■ Exercise aim
Count the lines below that contain the word "title", and reply with only that number.

(Data items)

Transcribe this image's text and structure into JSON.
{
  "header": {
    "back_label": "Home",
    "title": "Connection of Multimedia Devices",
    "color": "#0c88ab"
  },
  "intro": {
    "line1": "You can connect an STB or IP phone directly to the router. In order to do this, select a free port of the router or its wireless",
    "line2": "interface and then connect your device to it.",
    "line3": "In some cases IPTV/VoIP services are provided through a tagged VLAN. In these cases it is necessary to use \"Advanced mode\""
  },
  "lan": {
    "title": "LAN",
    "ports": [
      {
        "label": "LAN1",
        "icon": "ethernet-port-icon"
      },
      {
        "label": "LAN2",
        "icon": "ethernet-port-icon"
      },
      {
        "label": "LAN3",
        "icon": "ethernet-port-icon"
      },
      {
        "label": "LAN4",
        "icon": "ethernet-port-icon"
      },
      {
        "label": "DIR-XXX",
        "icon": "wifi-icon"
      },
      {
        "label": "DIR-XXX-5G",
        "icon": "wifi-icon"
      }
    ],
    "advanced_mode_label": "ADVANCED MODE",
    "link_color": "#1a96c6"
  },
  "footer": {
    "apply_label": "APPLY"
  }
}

■ Correct output
2